» **INSTRUCTION**: Skip the images and copy each record exactly as written.

» **DATASET ENTRIES**:
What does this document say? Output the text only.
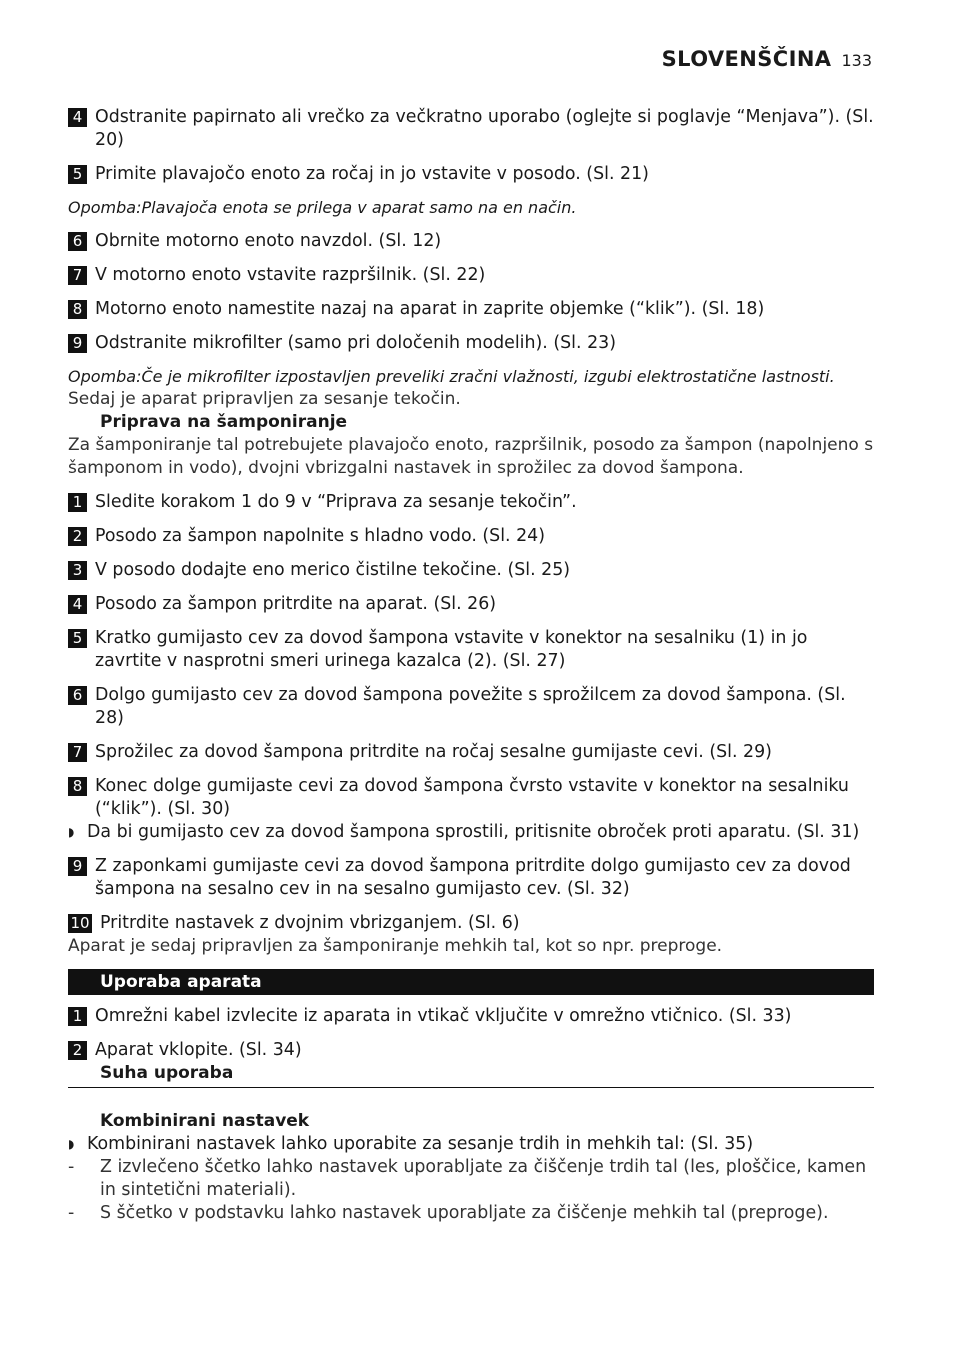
SLOVENŠČINA 133
4 Odstranite papirnato ali vrečko za večkratno uporabo (oglejte si poglavje “Menjava”). (Sl. 20)
5 Primite plavajočo enoto za ročaj in jo vstavite v posodo. (Sl. 21)
Opomba:Plavajoča enota se prilega v aparat samo na en način.
6 Obrnite motorno enoto navzdol. (Sl. 12)
7 V motorno enoto vstavite razpršilnik. (Sl. 22)
8 Motorno enoto namestite nazaj na aparat in zaprite objemke (“klik”). (Sl. 18)
9 Odstranite mikrofilter (samo pri določenih modelih). (Sl. 23)
Opomba:Če je mikrofilter izpostavljen preveliki zračni vlažnosti, izgubi elektrostatične lastnosti.
Sedaj je aparat pripravljen za sesanje tekočin.
Priprava na šamponiranje
Za šamponiranje tal potrebujete plavajočo enoto, razpršilnik, posodo za šampon (napolnjeno s šamponom in vodo), dvojni vbrizgalni nastavek in sprožilec za dovod šampona.
1 Sledite korakom 1 do 9 v “Priprava za sesanje tekočin”.
2 Posodo za šampon napolnite s hladno vodo. (Sl. 24)
3 V posodo dodajte eno merico čistilne tekočine. (Sl. 25)
4 Posodo za šampon pritrdite na aparat. (Sl. 26)
5 Kratko gumijasto cev za dovod šampona vstavite v konektor na sesalniku (1) in jo zavrtite v nasprotni smeri urinega kazalca (2). (Sl. 27)
6 Dolgo gumijasto cev za dovod šampona povežite s sprožilcem za dovod šampona. (Sl. 28)
7 Sprožilec za dovod šampona pritrdite na ročaj sesalne gumijaste cevi. (Sl. 29)
8 Konec dolge gumijaste cevi za dovod šampona čvrsto vstavite v konektor na sesalniku (“klik”). (Sl. 30)
◗ Da bi gumijasto cev za dovod šampona sprostili, pritisnite obroček proti aparatu. (Sl. 31)
9 Z zaponkami gumijaste cevi za dovod šampona pritrdite dolgo gumijasto cev za dovod šampona na sesalno cev in na sesalno gumijasto cev. (Sl. 32)
10 Pritrdite nastavek z dvojnim vbrizganjem. (Sl. 6)
Aparat je sedaj pripravljen za šamponiranje mehkih tal, kot so npr. preproge.
Uporaba aparata
1 Omrežni kabel izvlecite iz aparata in vtikač vključite v omrežno vtičnico. (Sl. 33)
2 Aparat vklopite. (Sl. 34)
Suha uporaba
Kombinirani nastavek
◗ Kombinirani nastavek lahko uporabite za sesanje trdih in mehkih tal: (Sl. 35)
-	Z izvlečeno ščetko lahko nastavek uporabljate za čiščenje trdih tal (les, ploščice, kamen in sintetični materiali).
-	S ščetko v podstavku lahko nastavek uporabljate za čiščenje mehkih tal (preproge).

» **THE RESULT**:
What does this document say? Output the text only.
SLOVENŠČINA 133
4 Odstranite papirnato ali vrečko za večkratno uporabo (oglejte si poglavje “Menjava”). (Sl. 20)
5 Primite plavajočo enoto za ročaj in jo vstavite v posodo. (Sl. 21)
Opomba:Plavajoča enota se prilega v aparat samo na en način.
6 Obrnite motorno enoto navzdol. (Sl. 12)
7 V motorno enoto vstavite razpršilnik. (Sl. 22)
8 Motorno enoto namestite nazaj na aparat in zaprite objemke (“klik”). (Sl. 18)
9 Odstranite mikrofilter (samo pri določenih modelih). (Sl. 23)
Opomba:Če je mikrofilter izpostavljen preveliki zračni vlažnosti, izgubi elektrostatične lastnosti.
Sedaj je aparat pripravljen za sesanje tekočin.
Priprava na šamponiranje
Za šamponiranje tal potrebujete plavajočo enoto, razpršilnik, posodo za šampon (napolnjeno s šamponom in vodo), dvojni vbrizgalni nastavek in sprožilec za dovod šampona.
1 Sledite korakom 1 do 9 v “Priprava za sesanje tekočin”.
2 Posodo za šampon napolnite s hladno vodo. (Sl. 24)
3 V posodo dodajte eno merico čistilne tekočine. (Sl. 25)
4 Posodo za šampon pritrdite na aparat. (Sl. 26)
5 Kratko gumijasto cev za dovod šampona vstavite v konektor na sesalniku (1) in jo zavrtite v nasprotni smeri urinega kazalca (2). (Sl. 27)
6 Dolgo gumijasto cev za dovod šampona povežite s sprožilcem za dovod šampona. (Sl. 28)
7 Sprožilec za dovod šampona pritrdite na ročaj sesalne gumijaste cevi. (Sl. 29)
8 Konec dolge gumijaste cevi za dovod šampona čvrsto vstavite v konektor na sesalniku (“klik”). (Sl. 30)
◗ Da bi gumijasto cev za dovod šampona sprostili, pritisnite obroček proti aparatu. (Sl. 31)
9 Z zaponkami gumijaste cevi za dovod šampona pritrdite dolgo gumijasto cev za dovod šampona na sesalno cev in na sesalno gumijasto cev. (Sl. 32)
10 Pritrdite nastavek z dvojnim vbrizganjem. (Sl. 6)
Aparat je sedaj pripravljen za šamponiranje mehkih tal, kot so npr. preproge.
Uporaba aparata
1 Omrežni kabel izvlecite iz aparata in vtikač vključite v omrežno vtičnico. (Sl. 33)
2 Aparat vklopite. (Sl. 34)
Suha uporaba
Kombinirani nastavek
◗ Kombinirani nastavek lahko uporabite za sesanje trdih in mehkih tal: (Sl. 35)
-	Z izvlečeno ščetko lahko nastavek uporabljate za čiščenje trdih tal (les, ploščice, kamen in sintetični materiali).
-	S ščetko v podstavku lahko nastavek uporabljate za čiščenje mehkih tal (preproge).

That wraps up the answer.